:: TEXT SECTION ::
* START *

# Explainable phishing website detection for secure and sustainable cyber infrastructure

**Authors:** Tanzila Kehkashan, Maha Abdelhaq, Ahmad Sami Al-Shamayleh, Nazish Huda, Imran Ashraf Yaseen, Abdelmuttlib Ibrahim Abdalla Ahmed, Adnan Akhunzada

PMC · DOI: 10.1038/s41598-025-27984-w · 2025-11-25

## TL;DR

This paper proposes an explainable phishing detection system using machine learning and SHAP to improve accuracy and interpretability for secure cyber infrastructure.

## Contribution

The novelty lies in using SHAP-based feature selection with URL-based models for interpretable and accurate phishing detection.

## Key findings

- The random forest model achieved 97% accuracy in phishing detection.
- SHAP improved model interpretability by highlighting important URL-based features.
- The proposed system is efficient and suitable for resource-constrained devices.

* END *

:: STORED DATA ::

* START *

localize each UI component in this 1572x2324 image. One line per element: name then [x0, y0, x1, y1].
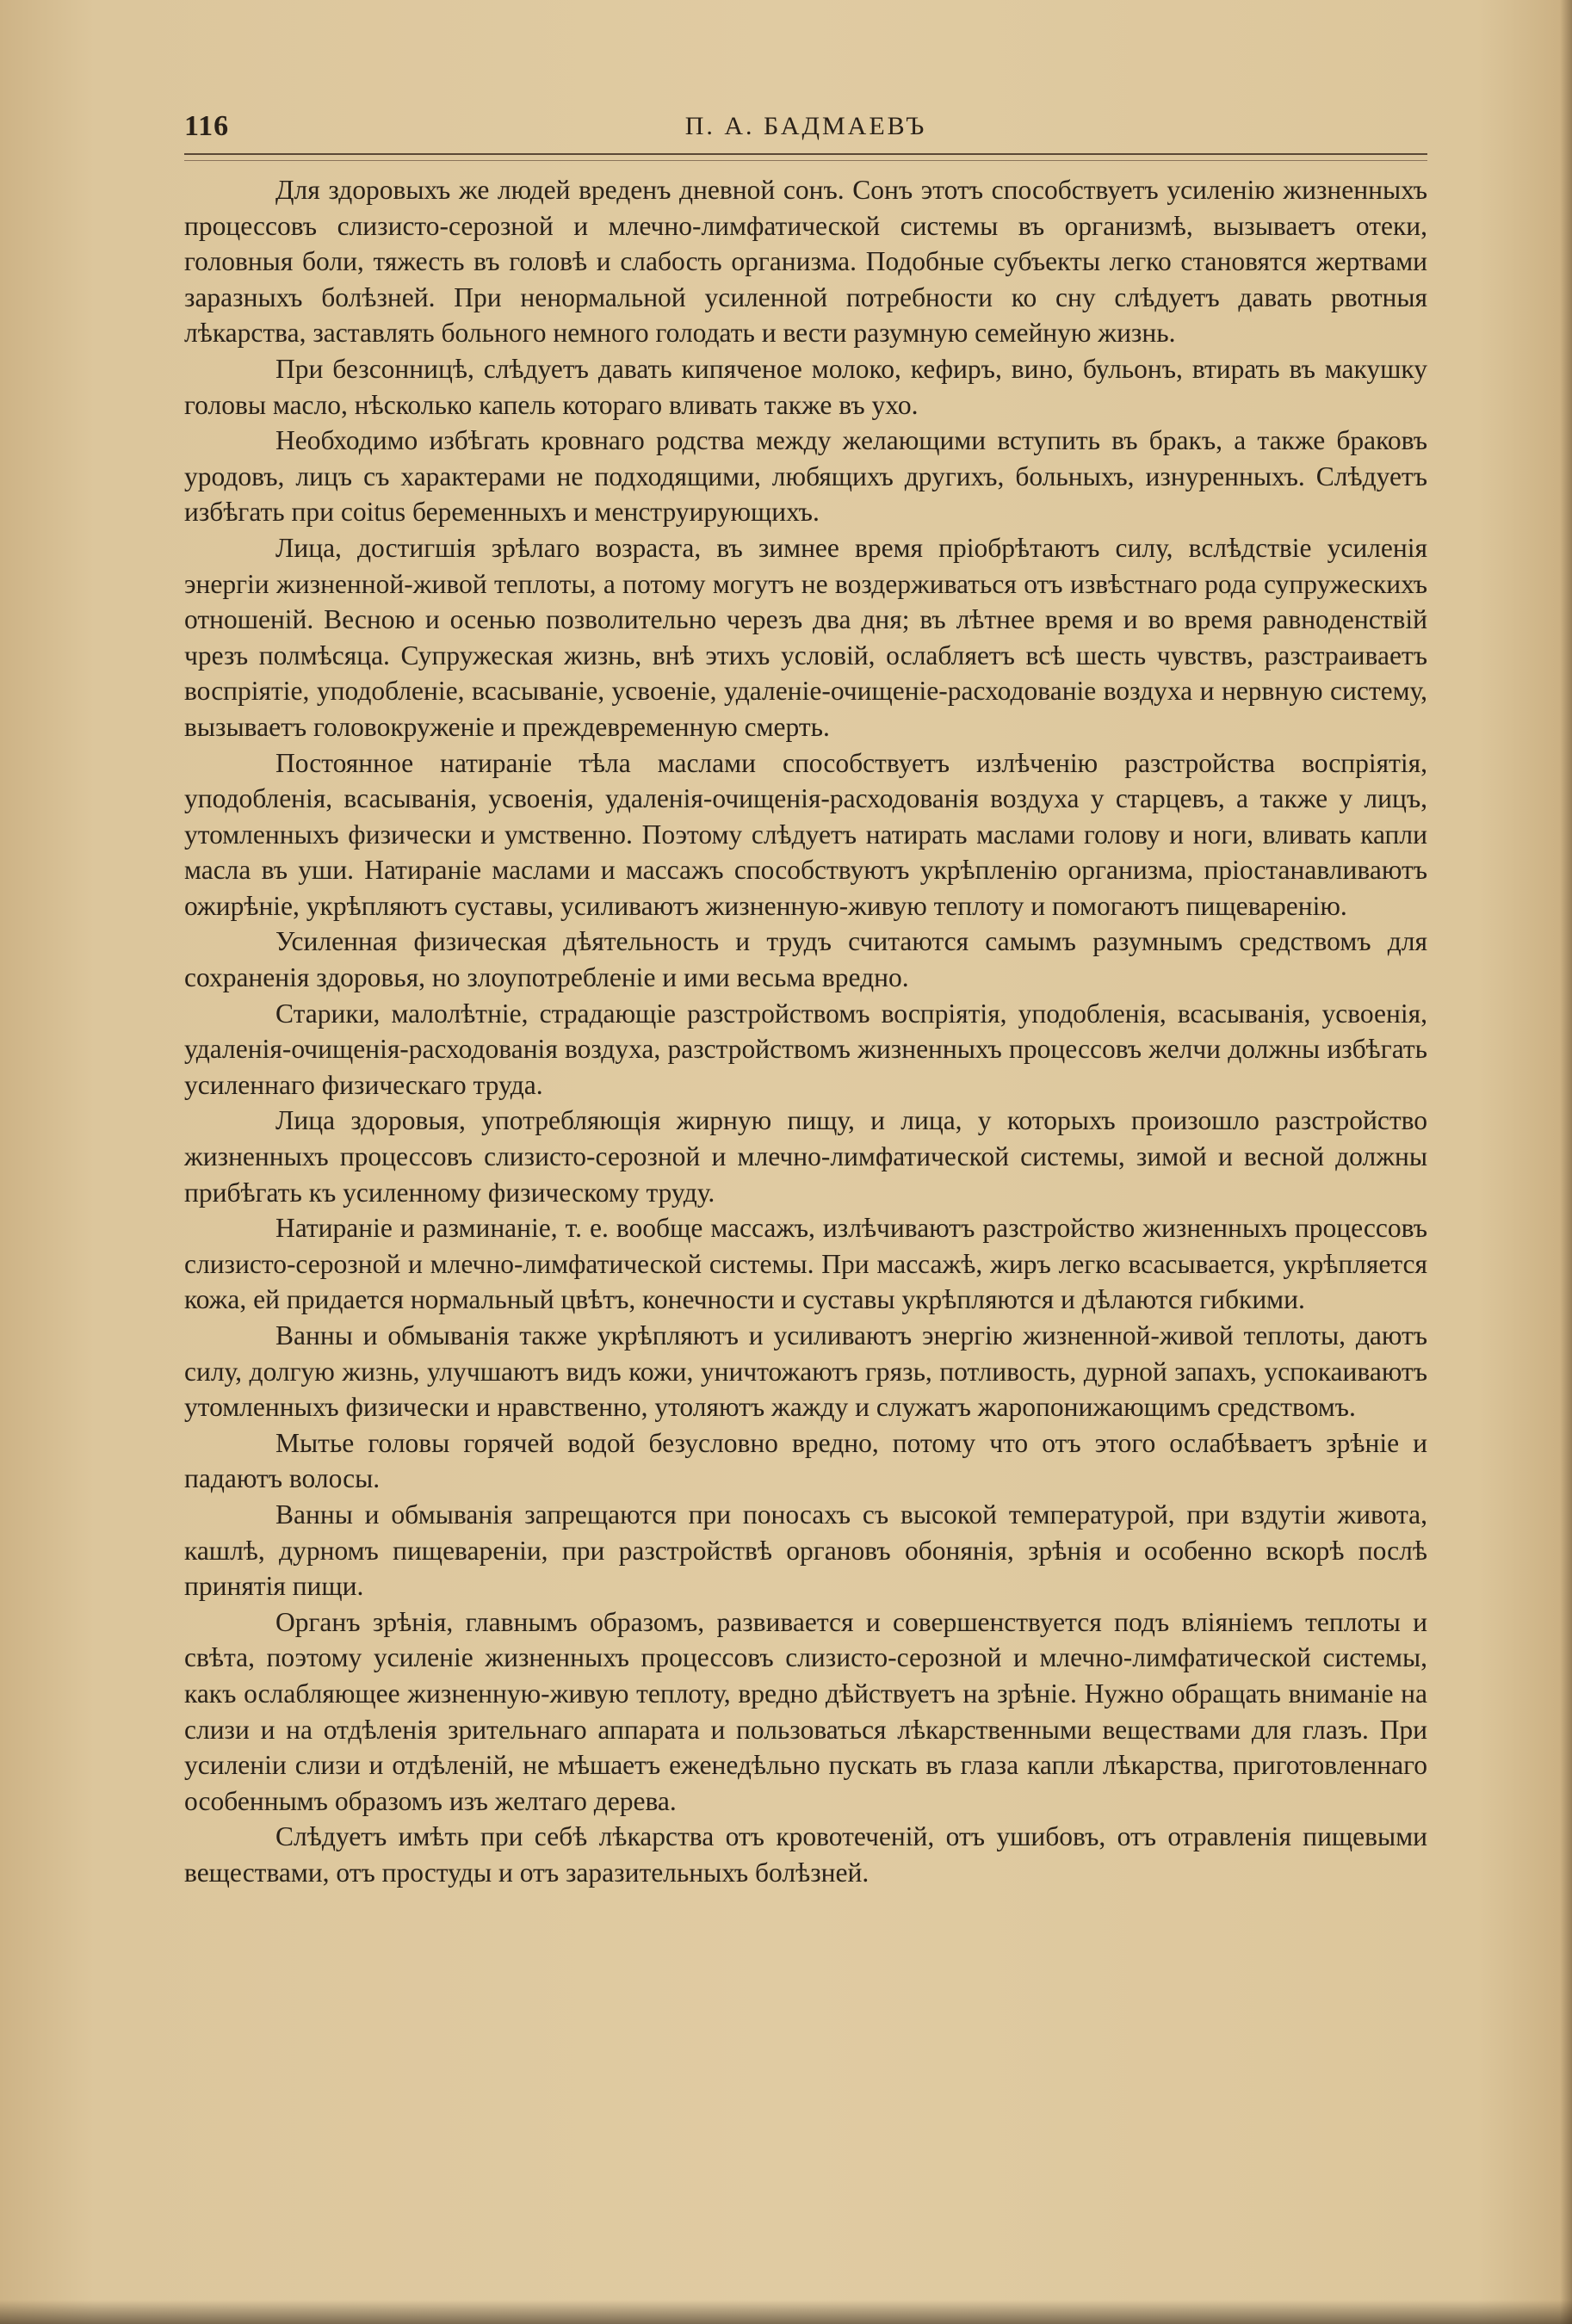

* END *
* START *

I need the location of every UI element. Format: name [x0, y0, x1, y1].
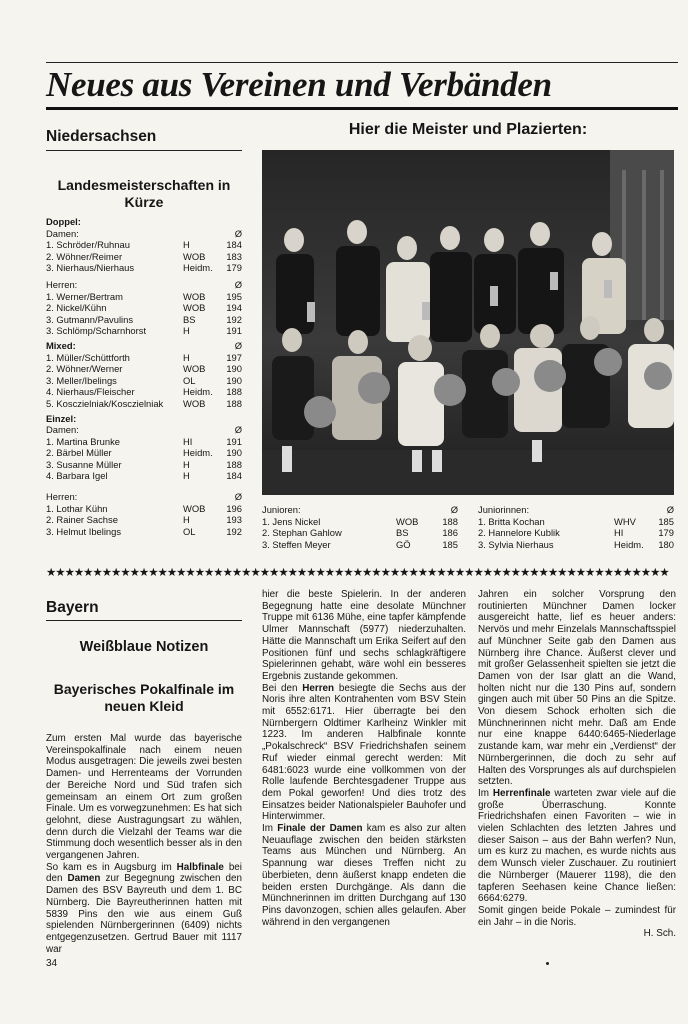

* END *

:: LIST OF TASKS ::
(a) Using the phishing detection summary, answer each question on its own line, marked (i), (ii), (iii): (i) What accuracy did the random forest model achieve? (ii) What kind of feature selection does the work use? (iii) For what kind of devices is the proposed system described as suitable?
(b) Does each statement agree with the phishing detection summary? Answer yes or no on its own line, marked (i), (ii), (iii), and quote the deciding words.
(i) The random forest model reached 99% accuracy.
(ii) The detection models are URL-based.
(iii) The proposed system is described as requiring high-end hardware.

:: SOLUTIONS BELOW ::
(a)
(i) 97%
(ii) SHAP-based feature selection
(iii) Resource-constrained devices

(b)
(i) No: "The random forest model achieved 97% accuracy in phishing detection."
(ii) Yes: "using SHAP-based feature selection with URL-based models"
(iii) No: "The proposed system is efficient and suitable for resource-constrained devices."